> Task details: Write out the material again exactly, please, and omit the pictures.

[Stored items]
===============

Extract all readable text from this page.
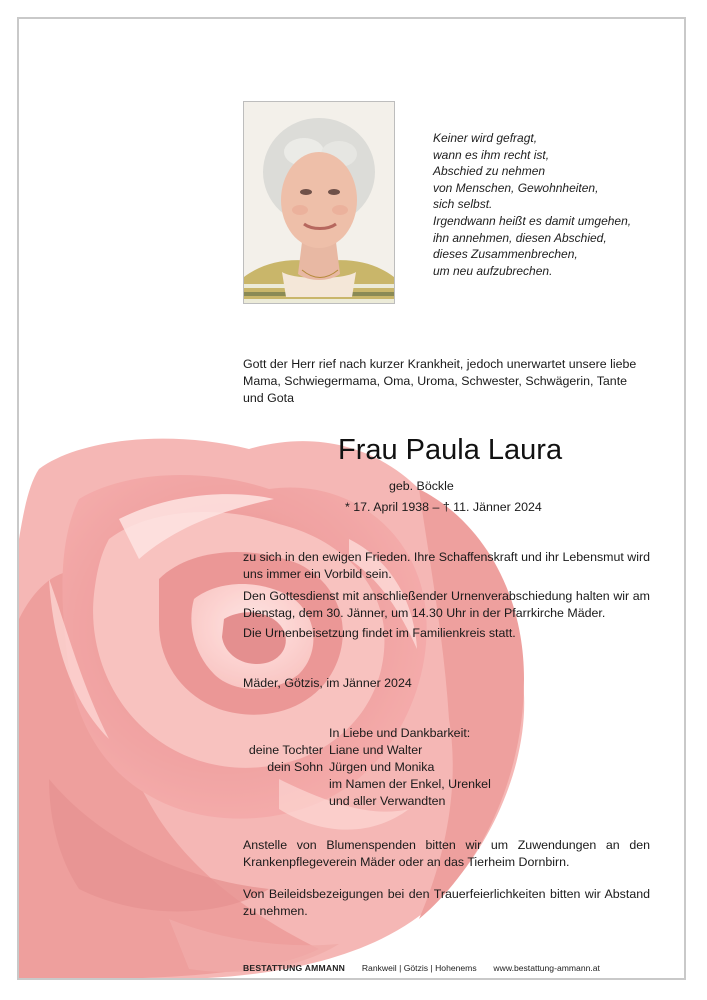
Keiner wird gefragt,
wann es ihm recht ist,
Abschied zu nehmen
von Menschen, Gewohnheiten,
sich selbst.
Irgendwann heißt es damit umgehen,
ihn annehmen, diesen Abschied,
dieses Zusammenbrechen,
um neu aufzubrechen.
Gott der Herr rief nach kurzer Krankheit, jedoch unerwartet unsere liebe Mama, Schwiegermama, Oma, Uroma, Schwester, Schwägerin, Tante und Gota
Frau Paula Laura
geb. Böckle
* 17. April 1938 – † 11. Jänner 2024
zu sich in den ewigen Frieden. Ihre Schaffenskraft und ihr Lebensmut wird uns immer ein Vorbild sein.
Den Gottesdienst mit anschließender Urnenverabschiedung halten wir am Dienstag, dem 30. Jänner, um 14.30 Uhr in der Pfarrkirche Mäder.
Die Urnenbeisetzung findet im Familienkreis statt.
Mäder, Götzis, im Jänner 2024
In Liebe und Dankbarkeit:
deine Tochter Liane und Walter
dein Sohn Jürgen und Monika
im Namen der Enkel, Urenkel
und aller Verwandten
Anstelle von Blumenspenden bitten wir um Zuwendungen an den Krankenpflegeverein Mäder oder an das Tierheim Dornbirn.
Von Beileidsbezeigungen bei den Trauerfeierlichkeiten bitten wir Abstand zu nehmen.
BESTATTUNG AMMANN Rankweil | Götzis | Hohenems www.bestattung-ammann.at
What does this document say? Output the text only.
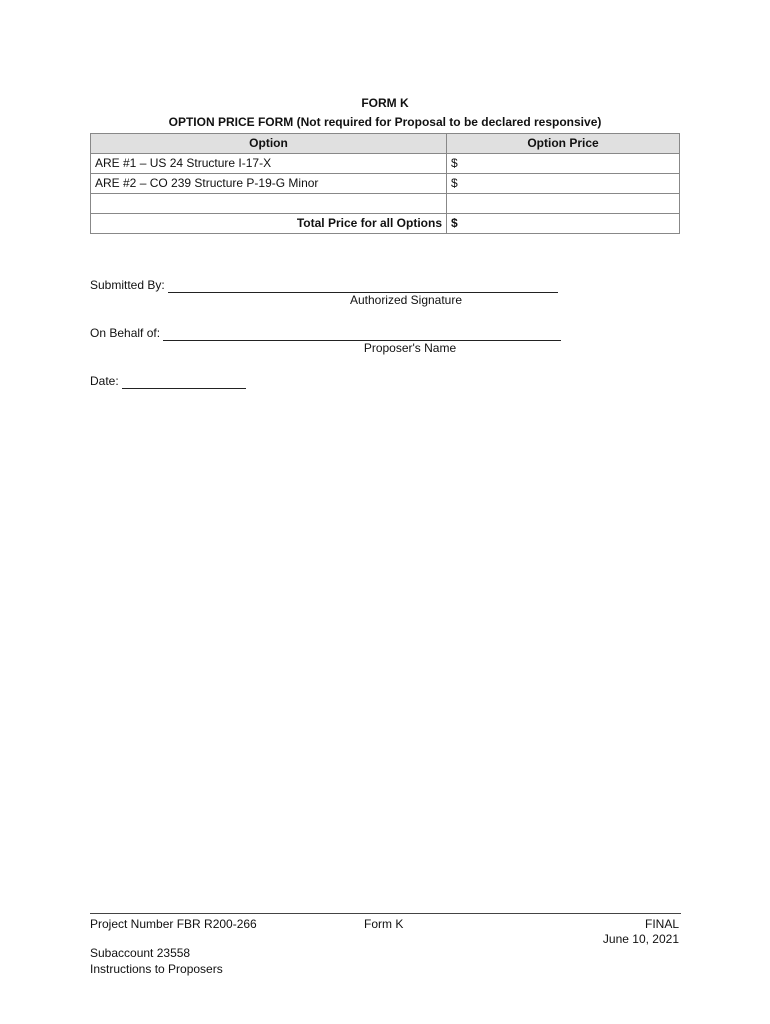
FORM K
OPTION PRICE FORM (Not required for Proposal to be declared responsive)
Option	Option Price
ARE #1 – US 24 Structure I-17-X	$
ARE #2 – CO 239 Structure P-19-G Minor	$

Total Price for all Options	$
Submitted By:
Authorized Signature
On Behalf of:
Proposer's Name
Date:
Project Number FBR R200-266	Form K	FINAL
June 10, 2021
Subaccount 23558
Instructions to Proposers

===============

> Worked solution:
Extract all readable text from this page.
Keiner wird gefragt,
wann es ihm recht ist,
Abschied zu nehmen
von Menschen, Gewohnheiten,
sich selbst.
Irgendwann heißt es damit umgehen,
ihn annehmen, diesen Abschied,
dieses Zusammenbrechen,
um neu aufzubrechen.
Gott der Herr rief nach kurzer Krankheit, jedoch unerwartet unsere liebe Mama, Schwiegermama, Oma, Uroma, Schwester, Schwägerin, Tante und Gota
Frau Paula Laura
geb. Böckle
* 17. April 1938 – † 11. Jänner 2024
zu sich in den ewigen Frieden. Ihre Schaffenskraft und ihr Lebensmut wird uns immer ein Vorbild sein.
Den Gottesdienst mit anschließender Urnenverabschiedung halten wir am Dienstag, dem 30. Jänner, um 14.30 Uhr in der Pfarrkirche Mäder.
Die Urnenbeisetzung findet im Familienkreis statt.
Mäder, Götzis, im Jänner 2024
In Liebe und Dankbarkeit:
deine Tochter Liane und Walter
dein Sohn Jürgen und Monika
im Namen der Enkel, Urenkel
und aller Verwandten
Anstelle von Blumenspenden bitten wir um Zuwendungen an den Krankenpflegeverein Mäder oder an das Tierheim Dornbirn.
Von Beileidsbezeigungen bei den Trauerfeierlichkeiten bitten wir Abstand zu nehmen.
BESTATTUNG AMMANN Rankweil | Götzis | Hohenems www.bestattung-ammann.at
What does this document say? Output the text only.
FORM K
OPTION PRICE FORM (Not required for Proposal to be declared responsive)
Option	Option Price
ARE #1 – US 24 Structure I-17-X	$
ARE #2 – CO 239 Structure P-19-G Minor	$

Total Price for all Options	$
Submitted By:
Authorized Signature
On Behalf of:
Proposer's Name
Date:
Project Number FBR R200-266	Form K	FINAL
June 10, 2021
Subaccount 23558
Instructions to Proposers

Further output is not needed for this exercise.